PROMPT: Some lines in the listing below may include the string "tuum". How many are there? Give only the number.

RECORDS SHOWN:
****************
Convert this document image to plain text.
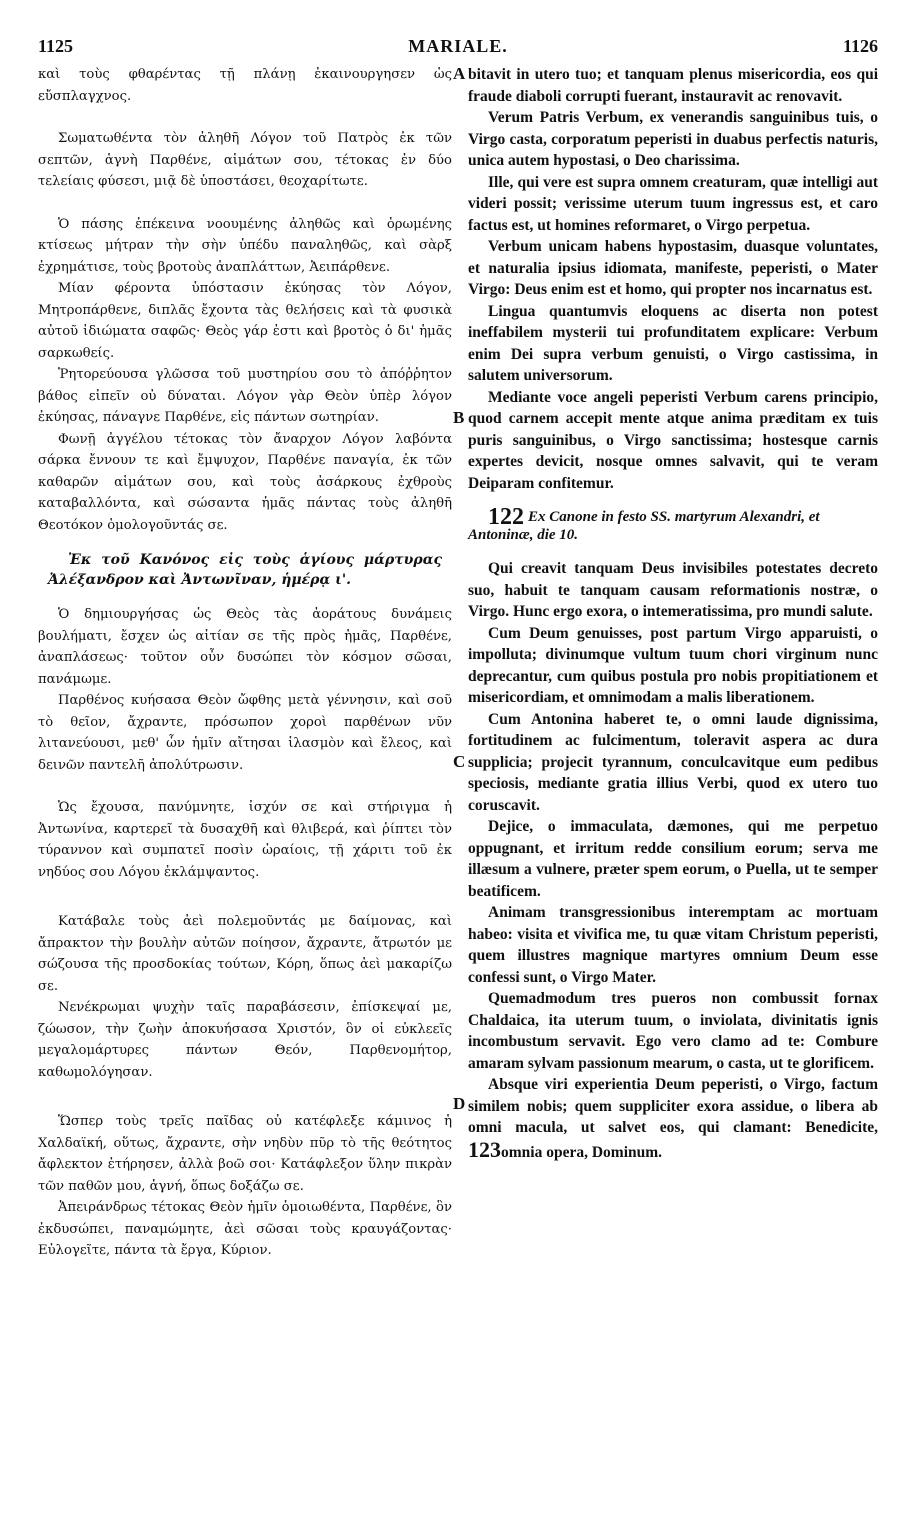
1125	MARIALE.	1126
A
B
C
D

καὶ τοὺς φθαρέντας τῇ πλάνῃ ἐκαινουργησεν ὡς εὔσπλαγχνος.

Σωματωθέντα τὸν ἀληθῆ Λόγον τοῦ Πατρὸς ἐκ τῶν σεπτῶν, ἁγνὴ Παρθένε, αἱμάτων σου, τέτοκας ἐν δύο τελείαις φύσεσι, μιᾷ δὲ ὑποστάσει, θεοχαρίτωτε.

Ὁ πάσης ἐπέκεινα νοουμένης ἀληθῶς καὶ ὁρωμένης κτίσεως μήτραν τὴν σὴν ὑπέδυ παναληθῶς, καὶ σὰρξ ἐχρημάτισε, τοὺς βροτοὺς ἀναπλάττων, Ἀειπάρθενε.

Μίαν φέροντα ὑπόστασιν ἐκύησας τὸν Λόγον, Μητροπάρθενε, διπλᾶς ἔχοντα τὰς θελήσεις καὶ τὰ φυσικὰ αὐτοῦ ἰδιώματα σαφῶς· Θεὸς γάρ ἐστι καὶ βροτὸς ὁ δι' ἡμᾶς σαρκωθείς.

Ῥητορεύουσα γλῶσσα τοῦ μυστηρίου σου τὸ ἀπόῤῥητον βάθος εἰπεῖν οὐ δύναται. Λόγον γὰρ Θεὸν ὑπὲρ λόγον ἐκύησας, πάναγνε Παρθένε, εἰς πάντων σωτηρίαν.

Φωνῇ ἀγγέλου τέτοκας τὸν ἄναρχον Λόγον λαβόντα σάρκα ἔννουν τε καὶ ἔμψυχον, Παρθένε παναγία, ἐκ τῶν καθαρῶν αἱμάτων σου, καὶ τοὺς ἀσάρκους ἐχθροὺς καταβαλλόντα, καὶ σώσαντα ἡμᾶς πάντας τοὺς ἀληθῆ Θεοτόκον ὁμολογοῦντάς σε.

Ἐκ τοῦ Κανόνος εἰς τοὺς ἁγίους μάρτυρας Ἀλέξανδρον καὶ Ἀντωνῖναν, ἡμέρᾳ ι'.

Ὁ δημιουργήσας ὡς Θεὸς τὰς ἀοράτους δυνάμεις βουλήματι, ἔσχεν ὡς αἰτίαν σε τῆς πρὸς ἡμᾶς, Παρθένε, ἀναπλάσεως· τοῦτον οὖν δυσώπει τὸν κόσμον σῶσαι, πανάμωμε.

Παρθένος κυήσασα Θεὸν ὤφθης μετὰ γέννησιν, καὶ σοῦ τὸ θεῖον, ἄχραντε, πρόσωπον χοροὶ παρθένων νῦν λιτανεύουσι, μεθ' ὧν ἡμῖν αἴτησαι ἱλασμὸν καὶ ἔλεος, καὶ δεινῶν παντελῆ ἀπολύτρωσιν.

Ὡς ἔχουσα, πανύμνητε, ἰσχύν σε καὶ στήριγμα ἡ Ἀντωνίνα, καρτερεῖ τὰ δυσαχθῆ καὶ θλιβερά, καὶ ῥίπτει τὸν τύραννον καὶ συμπατεῖ ποσὶν ὡραίοις, τῇ χάριτι τοῦ ἐκ νηδύος σου Λόγου ἐκλάμψαντος.

Κατάβαλε τοὺς ἀεὶ πολεμοῦντάς με δαίμονας, καὶ ἄπρακτον τὴν βουλὴν αὐτῶν ποίησον, ἄχραντε, ἄτρωτόν με σώζουσα τῆς προσδοκίας τούτων, Κόρη, ὅπως ἀεὶ μακαρίζω σε.

Νενέκρωμαι ψυχὴν ταῖς παραβάσεσιν, ἐπίσκεψαί με, ζώωσον, τὴν ζωὴν ἀποκυήσασα Χριστόν, ὃν οἱ εὐκλεεῖς μεγαλομάρτυρες πάντων Θεόν, Παρθενομήτορ, καθωμολόγησαν.

Ὥσπερ τοὺς τρεῖς παῖδας οὐ κατέφλεξε κάμινος ἡ Χαλδαϊκή, οὕτως, ἄχραντε, σὴν νηδὺν πῦρ τὸ τῆς θεότητος ἄφλεκτον ἐτήρησεν, ἀλλὰ βοῶ σοι· Κατάφλεξον ὕλην πικρὰν τῶν παθῶν μου, ἁγνή, ὅπως δοξάζω σε.

Ἀπειράνδρως τέτοκας Θεὸν ἡμῖν ὁμοιωθέντα, Παρθένε, ὃν ἐκδυσώπει, παναμώμητε, ἀεὶ σῶσαι τοὺς κραυγάζοντας· Εὐλογεῖτε, πάντα τὰ ἔργα, Κύριον.

bitavit in utero tuo; et tanquam plenus misericordia, eos qui fraude diaboli corrupti fuerant, instauravit ac renovavit.

Verum Patris Verbum, ex venerandis sanguinibus tuis, o Virgo casta, corporatum peperisti in duabus perfectis naturis, unica autem hypostasi, o Deo charissima.

Ille, qui vere est supra omnem creaturam, quæ intelligi aut videri possit; verissime uterum tuum ingressus est, et caro factus est, ut homines reformaret, o Virgo perpetua.

Verbum unicam habens hypostasim, duasque voluntates, et naturalia ipsius idiomata, manifeste, peperisti, o Mater Virgo: Deus enim est et homo, qui propter nos incarnatus est.

Lingua quantumvis eloquens ac diserta non potest ineffabilem mysterii tui profunditatem explicare: Verbum enim Dei supra verbum genuisti, o Virgo castissima, in salutem universorum.

Mediante voce angeli peperisti Verbum carens principio, quod carnem accepit mente atque anima præditam ex tuis puris sanguinibus, o Virgo sanctissima; hostesque carnis expertes devicit, nosque omnes salvavit, qui te veram Deiparam confitemur.

122 Ex Canone in festo SS. martyrum Alexandri, et Antoninæ, die 10.

Qui creavit tanquam Deus invisibiles potestates decreto suo, habuit te tanquam causam reformationis nostræ, o Virgo. Hunc ergo exora, o intemeratissima, pro mundi salute.

Cum Deum genuisses, post partum Virgo apparuisti, o impolluta; divinumque vultum tuum chori virginum nunc deprecantur, cum quibus postula pro nobis propitiationem et misericordiam, et omnimodam a malis liberationem.

Cum Antonina haberet te, o omni laude dignissima, fortitudinem ac fulcimentum, toleravit aspera ac dura supplicia; projecit tyrannum, conculcavitque eum pedibus speciosis, mediante gratia illius Verbi, quod ex utero tuo coruscavit.

Dejice, o immaculata, dæmones, qui me perpetuo oppugnant, et irritum redde consilium eorum; serva me illæsum a vulnere, præter spem eorum, o Puella, ut te semper beatificem.

Animam transgressionibus interemptam ac mortuam habeo: visita et vivifica me, tu quæ vitam Christum peperisti, quem illustres magnique martyres omnium Deum esse confessi sunt, o Virgo Mater.

Quemadmodum tres pueros non combussit fornax Chaldaica, ita uterum tuum, o inviolata, divinitatis ignis incombustum servavit. Ego vero clamo ad te: Combure amaram sylvam passionum mearum, o casta, ut te glorificem.

Absque viri experientia Deum peperisti, o Virgo, factum similem nobis; quem suppliciter exora assidue, o libera ab omni macula, ut salvet eos, qui clamant: Benedicite, 123omnia opera, Dominum.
****************
TASK SOLUTION: 3